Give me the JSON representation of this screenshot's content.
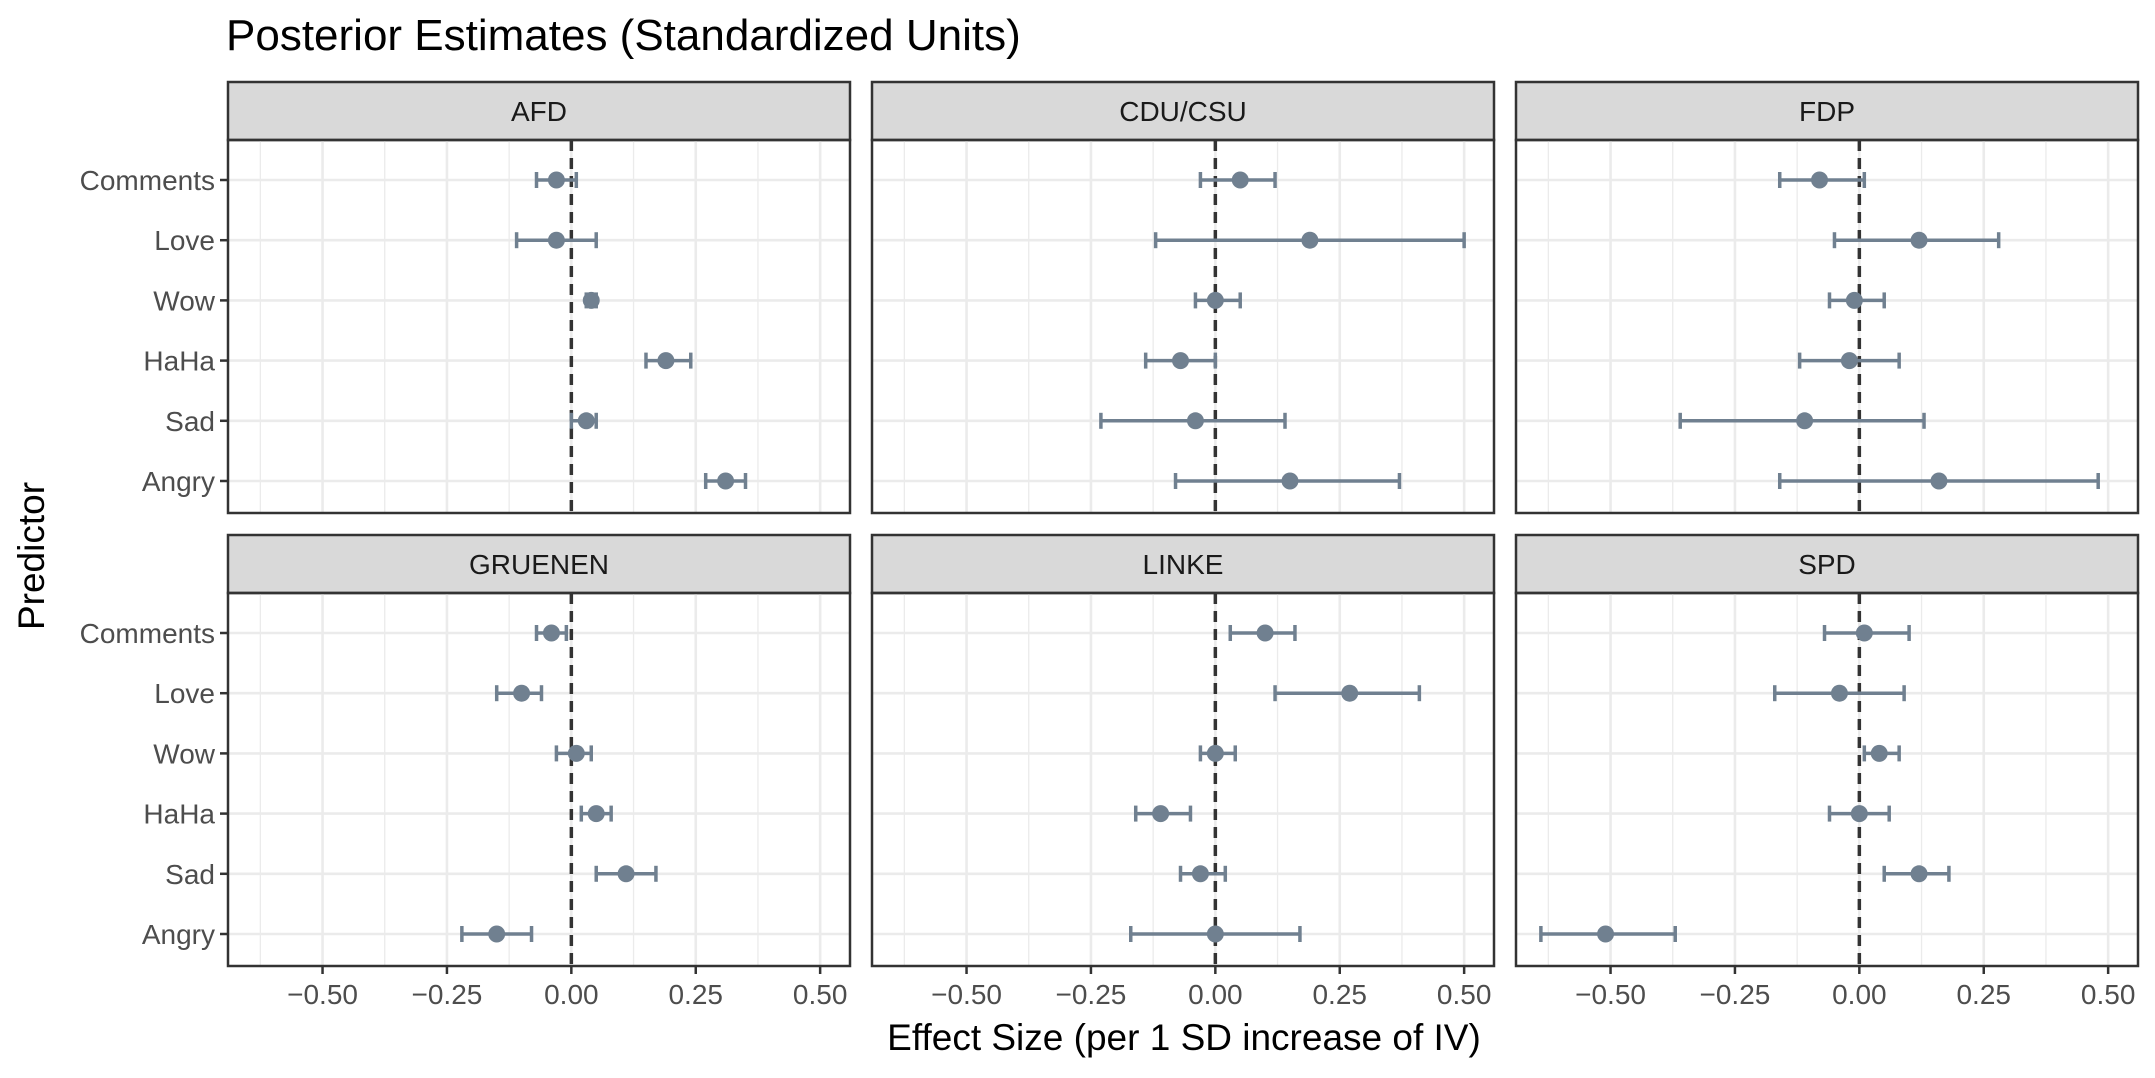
{
  "chart_data": {
    "type": "scatter",
    "subtype": "point-range forest plot, faceted 2x3",
    "title": "Posterior Estimates (Standardized Units)",
    "xlabel": "Effect Size (per 1 SD increase of IV)",
    "ylabel": "Predictor",
    "xlim": [
      -0.69,
      0.56
    ],
    "x_ticks": [
      -0.5,
      -0.25,
      0.0,
      0.25,
      0.5
    ],
    "x_tick_labels": [
      "−0.50",
      "−0.25",
      "0.00",
      "0.25",
      "0.50"
    ],
    "predictors": [
      "Comments",
      "Love",
      "Wow",
      "HaHa",
      "Sad",
      "Angry"
    ],
    "reference_line": 0,
    "grid": true,
    "point_color": "#708090",
    "reference_line_color": "#333333",
    "strip_fill": "#d9d9d9",
    "panels": [
      {
        "name": "AFD",
        "estimates": [
          {
            "predictor": "Comments",
            "mean": -0.03,
            "lower": -0.07,
            "upper": 0.01
          },
          {
            "predictor": "Love",
            "mean": -0.03,
            "lower": -0.11,
            "upper": 0.05
          },
          {
            "predictor": "Wow",
            "mean": 0.04,
            "lower": 0.03,
            "upper": 0.05
          },
          {
            "predictor": "HaHa",
            "mean": 0.19,
            "lower": 0.15,
            "upper": 0.24
          },
          {
            "predictor": "Sad",
            "mean": 0.03,
            "lower": 0.0,
            "upper": 0.05
          },
          {
            "predictor": "Angry",
            "mean": 0.31,
            "lower": 0.27,
            "upper": 0.35
          }
        ]
      },
      {
        "name": "CDU/CSU",
        "estimates": [
          {
            "predictor": "Comments",
            "mean": 0.05,
            "lower": -0.03,
            "upper": 0.12
          },
          {
            "predictor": "Love",
            "mean": 0.19,
            "lower": -0.12,
            "upper": 0.5
          },
          {
            "predictor": "Wow",
            "mean": 0.0,
            "lower": -0.04,
            "upper": 0.05
          },
          {
            "predictor": "HaHa",
            "mean": -0.07,
            "lower": -0.14,
            "upper": 0.0
          },
          {
            "predictor": "Sad",
            "mean": -0.04,
            "lower": -0.23,
            "upper": 0.14
          },
          {
            "predictor": "Angry",
            "mean": 0.15,
            "lower": -0.08,
            "upper": 0.37
          }
        ]
      },
      {
        "name": "FDP",
        "estimates": [
          {
            "predictor": "Comments",
            "mean": -0.08,
            "lower": -0.16,
            "upper": 0.01
          },
          {
            "predictor": "Love",
            "mean": 0.12,
            "lower": -0.05,
            "upper": 0.28
          },
          {
            "predictor": "Wow",
            "mean": -0.01,
            "lower": -0.06,
            "upper": 0.05
          },
          {
            "predictor": "HaHa",
            "mean": -0.02,
            "lower": -0.12,
            "upper": 0.08
          },
          {
            "predictor": "Sad",
            "mean": -0.11,
            "lower": -0.36,
            "upper": 0.13
          },
          {
            "predictor": "Angry",
            "mean": 0.16,
            "lower": -0.16,
            "upper": 0.48
          }
        ]
      },
      {
        "name": "GRUENEN",
        "estimates": [
          {
            "predictor": "Comments",
            "mean": -0.04,
            "lower": -0.07,
            "upper": -0.01
          },
          {
            "predictor": "Love",
            "mean": -0.1,
            "lower": -0.15,
            "upper": -0.06
          },
          {
            "predictor": "Wow",
            "mean": 0.01,
            "lower": -0.03,
            "upper": 0.04
          },
          {
            "predictor": "HaHa",
            "mean": 0.05,
            "lower": 0.02,
            "upper": 0.08
          },
          {
            "predictor": "Sad",
            "mean": 0.11,
            "lower": 0.05,
            "upper": 0.17
          },
          {
            "predictor": "Angry",
            "mean": -0.15,
            "lower": -0.22,
            "upper": -0.08
          }
        ]
      },
      {
        "name": "LINKE",
        "estimates": [
          {
            "predictor": "Comments",
            "mean": 0.1,
            "lower": 0.03,
            "upper": 0.16
          },
          {
            "predictor": "Love",
            "mean": 0.27,
            "lower": 0.12,
            "upper": 0.41
          },
          {
            "predictor": "Wow",
            "mean": 0.0,
            "lower": -0.03,
            "upper": 0.04
          },
          {
            "predictor": "HaHa",
            "mean": -0.11,
            "lower": -0.16,
            "upper": -0.05
          },
          {
            "predictor": "Sad",
            "mean": -0.03,
            "lower": -0.07,
            "upper": 0.02
          },
          {
            "predictor": "Angry",
            "mean": 0.0,
            "lower": -0.17,
            "upper": 0.17
          }
        ]
      },
      {
        "name": "SPD",
        "estimates": [
          {
            "predictor": "Comments",
            "mean": 0.01,
            "lower": -0.07,
            "upper": 0.1
          },
          {
            "predictor": "Love",
            "mean": -0.04,
            "lower": -0.17,
            "upper": 0.09
          },
          {
            "predictor": "Wow",
            "mean": 0.04,
            "lower": 0.01,
            "upper": 0.08
          },
          {
            "predictor": "HaHa",
            "mean": 0.0,
            "lower": -0.06,
            "upper": 0.06
          },
          {
            "predictor": "Sad",
            "mean": 0.12,
            "lower": 0.05,
            "upper": 0.18
          },
          {
            "predictor": "Angry",
            "mean": -0.51,
            "lower": -0.64,
            "upper": -0.37
          }
        ]
      }
    ]
  }
}
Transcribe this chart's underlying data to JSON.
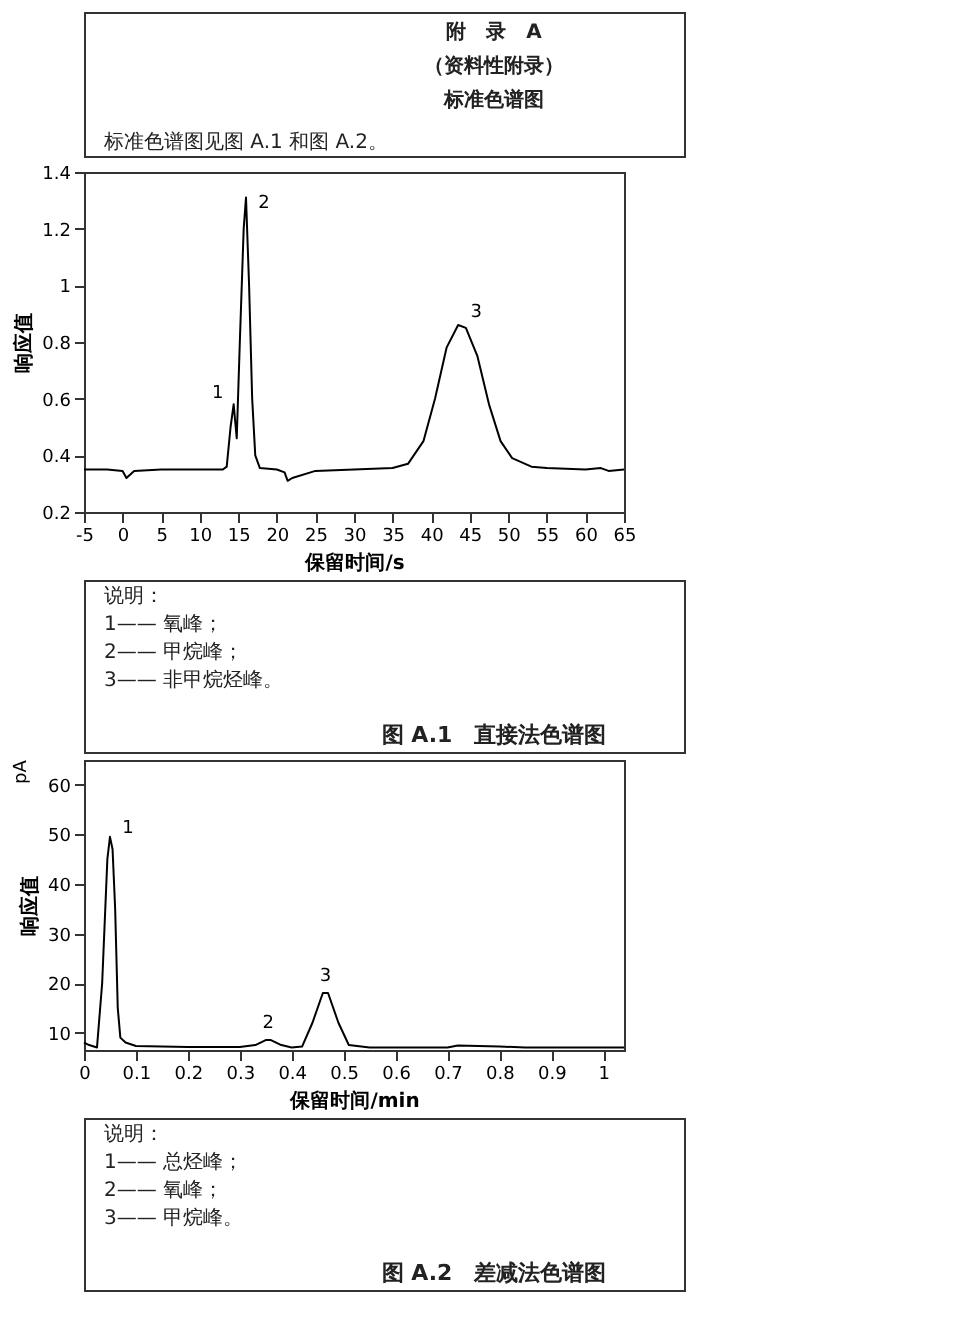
{
  "chart_data": [
    {
      "type": "line",
      "title": "图 A.1　直接法色谱图",
      "xlabel": "保留时间/s",
      "ylabel": "响应值",
      "x": [
        -5,
        -2,
        0,
        0.5,
        1.5,
        5,
        10,
        13,
        13.5,
        14,
        14.4,
        14.8,
        15.2,
        15.7,
        16,
        16.4,
        16.8,
        17.2,
        17.8,
        20,
        21,
        21.4,
        22,
        25,
        30,
        35,
        37,
        39,
        40.5,
        42,
        43.5,
        44.5,
        46,
        47.5,
        49,
        50.5,
        53,
        55,
        60,
        62,
        63,
        65
      ],
      "series": [
        {
          "color": "#000000",
          "values": [
            0.35,
            0.35,
            0.345,
            0.32,
            0.345,
            0.35,
            0.35,
            0.35,
            0.36,
            0.5,
            0.58,
            0.46,
            0.8,
            1.2,
            1.31,
            1.0,
            0.6,
            0.4,
            0.355,
            0.35,
            0.34,
            0.31,
            0.32,
            0.345,
            0.35,
            0.355,
            0.37,
            0.45,
            0.6,
            0.78,
            0.86,
            0.85,
            0.75,
            0.58,
            0.45,
            0.39,
            0.36,
            0.355,
            0.35,
            0.355,
            0.345,
            0.35
          ]
        }
      ],
      "xlim": [
        -5,
        65
      ],
      "xticks": [
        -5,
        0,
        5,
        10,
        15,
        20,
        25,
        30,
        35,
        40,
        45,
        50,
        55,
        60,
        65
      ],
      "ylim": [
        0.2,
        1.4
      ],
      "yticks": [
        0.2,
        0.4,
        0.6,
        0.8,
        1,
        1.2,
        1.4
      ],
      "grid": false,
      "marker": "none",
      "line_style": "solid",
      "annotations": [
        "附　录　A",
        "（资料性附录）",
        "标准色谱图",
        "标准色谱图见图 A.1 和图 A.2。",
        "说明：",
        "1—— 氧峰；",
        "2—— 甲烷峰；",
        "3—— 非甲烷烃峰。",
        {
          "text": "1",
          "x": 14.4,
          "y": 0.58
        },
        {
          "text": "2",
          "x": 16,
          "y": 1.31
        },
        {
          "text": "3",
          "x": 43.5,
          "y": 0.86
        }
      ]
    },
    {
      "type": "line",
      "title": "图 A.2　差减法色谱图",
      "xlabel": "保留时间/min",
      "ylabel": "响应值",
      "x": [
        0,
        0.01,
        0.025,
        0.035,
        0.045,
        0.05,
        0.055,
        0.06,
        0.065,
        0.07,
        0.08,
        0.1,
        0.2,
        0.3,
        0.33,
        0.35,
        0.36,
        0.38,
        0.4,
        0.42,
        0.44,
        0.46,
        0.47,
        0.49,
        0.51,
        0.55,
        0.7,
        0.72,
        0.8,
        0.85,
        1.04
      ],
      "series": [
        {
          "color": "#000000",
          "values": [
            8,
            7.5,
            7,
            20,
            45,
            49.5,
            47,
            35,
            15,
            9,
            8,
            7.3,
            7.1,
            7.1,
            7.5,
            8.5,
            8.5,
            7.5,
            7,
            7.2,
            12,
            18,
            18,
            12,
            7.5,
            7,
            7,
            7.4,
            7.2,
            7,
            7
          ]
        }
      ],
      "xlim": [
        0,
        1.04
      ],
      "xticks": [
        0,
        0.1,
        0.2,
        0.3,
        0.4,
        0.5,
        0.6,
        0.7,
        0.8,
        0.9,
        1
      ],
      "ylim": [
        6.5,
        65
      ],
      "yticks": [
        10,
        20,
        30,
        40,
        50,
        60
      ],
      "grid": false,
      "marker": "none",
      "line_style": "solid",
      "annotations": [
        "pA",
        "说明：",
        "1—— 总烃峰；",
        "2—— 氧峰；",
        "3—— 甲烷峰。",
        {
          "text": "1",
          "x": 0.05,
          "y": 49.5
        },
        {
          "text": "2",
          "x": 0.355,
          "y": 8.5
        },
        {
          "text": "3",
          "x": 0.465,
          "y": 18
        }
      ]
    }
  ]
}
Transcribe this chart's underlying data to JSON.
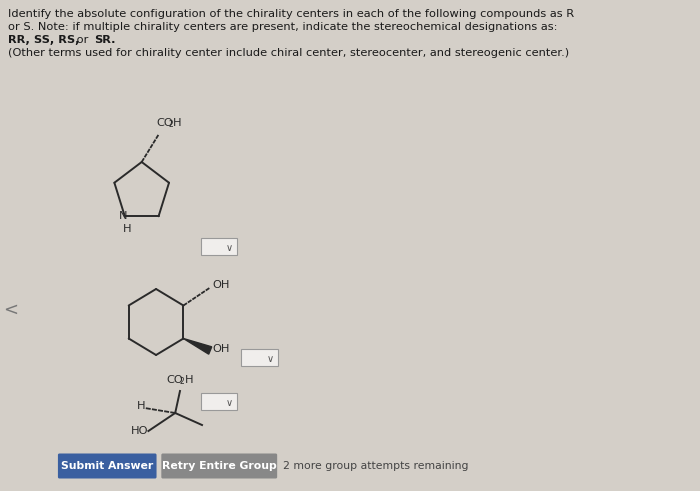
{
  "background_color": "#d4cfc8",
  "text_color": "#1a1a1a",
  "title_line1": "Identify the absolute configuration of the chirality centers in each of the following compounds as R",
  "title_line2": "or S. Note: if multiple chirality centers are present, indicate the stereochemical designations as:",
  "title_line3_normal1": "",
  "title_line3_bold": "RR, SS, RS,",
  "title_line3_normal2": " or ",
  "title_line3_bold2": "SR.",
  "title_line4": "(Other terms used for chirality center include chiral center, stereocenter, and stereogenic center.)",
  "button1_label": "Submit Answer",
  "button2_label": "Retry Entire Group",
  "footer_text": "2 more group attempts remaining",
  "button1_bg": "#3a5fa0",
  "button2_bg": "#888888",
  "button_text_color": "#ffffff",
  "fig_width": 7.0,
  "fig_height": 4.91,
  "dpi": 100,
  "ring_color": "#2a2a2a",
  "bg_light": "#e8e4de"
}
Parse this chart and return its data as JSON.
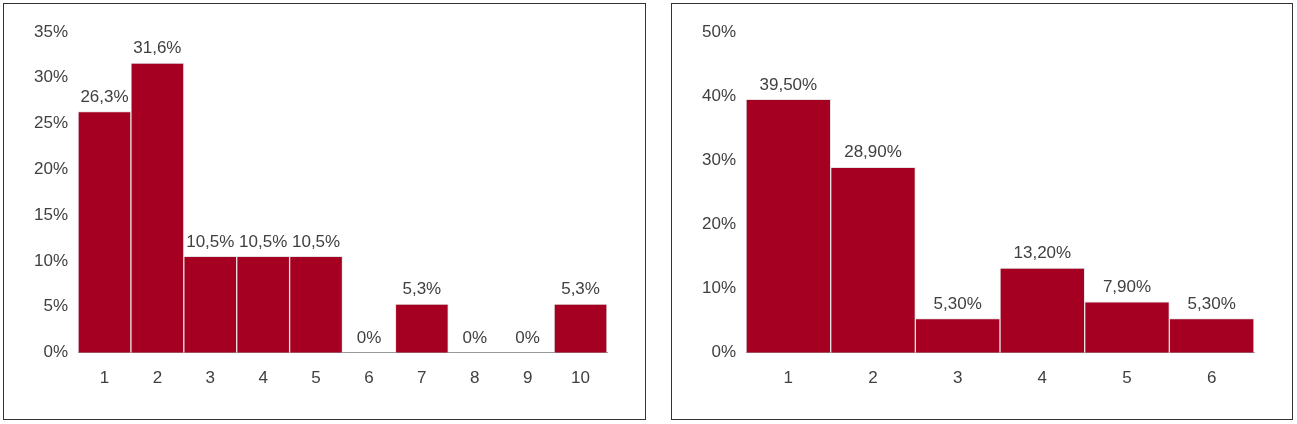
{
  "chart_data": [
    {
      "type": "bar",
      "categories": [
        "1",
        "2",
        "3",
        "4",
        "5",
        "6",
        "7",
        "8",
        "9",
        "10"
      ],
      "values": [
        26.3,
        31.6,
        10.5,
        10.5,
        10.5,
        0,
        5.3,
        0,
        0,
        5.3
      ],
      "color": "#a50021",
      "value_labels": [
        "26,3%",
        "31,6%",
        "10,5%",
        "10,5%",
        "10,5%",
        "0%",
        "5,3%",
        "0%",
        "0%",
        "5,3%"
      ],
      "ylim": [
        0,
        35
      ],
      "yticks": [
        {
          "value": 0,
          "label": "0%"
        },
        {
          "value": 5,
          "label": "5%"
        },
        {
          "value": 10,
          "label": "10%"
        },
        {
          "value": 15,
          "label": "15%"
        },
        {
          "value": 20,
          "label": "20%"
        },
        {
          "value": 25,
          "label": "25%"
        },
        {
          "value": 30,
          "label": "30%"
        },
        {
          "value": 35,
          "label": "35%"
        }
      ]
    },
    {
      "type": "bar",
      "categories": [
        "1",
        "2",
        "3",
        "4",
        "5",
        "6"
      ],
      "values": [
        39.5,
        28.9,
        5.3,
        13.2,
        7.9,
        5.3
      ],
      "color": "#a50021",
      "value_labels": [
        "39,50%",
        "28,90%",
        "5,30%",
        "13,20%",
        "7,90%",
        "5,30%"
      ],
      "ylim": [
        0,
        50
      ],
      "yticks": [
        {
          "value": 0,
          "label": "0%"
        },
        {
          "value": 10,
          "label": "10%"
        },
        {
          "value": 20,
          "label": "20%"
        },
        {
          "value": 30,
          "label": "30%"
        },
        {
          "value": 40,
          "label": "40%"
        },
        {
          "value": 50,
          "label": "50%"
        }
      ]
    }
  ]
}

- _Task objective_:
Find all the lines containing "JSON" in the material, then copy them.

- _Task response_:
Give me the JSON representation of this screenshot's content.
Transcribe this chart's underlying data to JSON.
Transcribe this chart's underlying data to JSON.
Parse this chart and return its data as JSON.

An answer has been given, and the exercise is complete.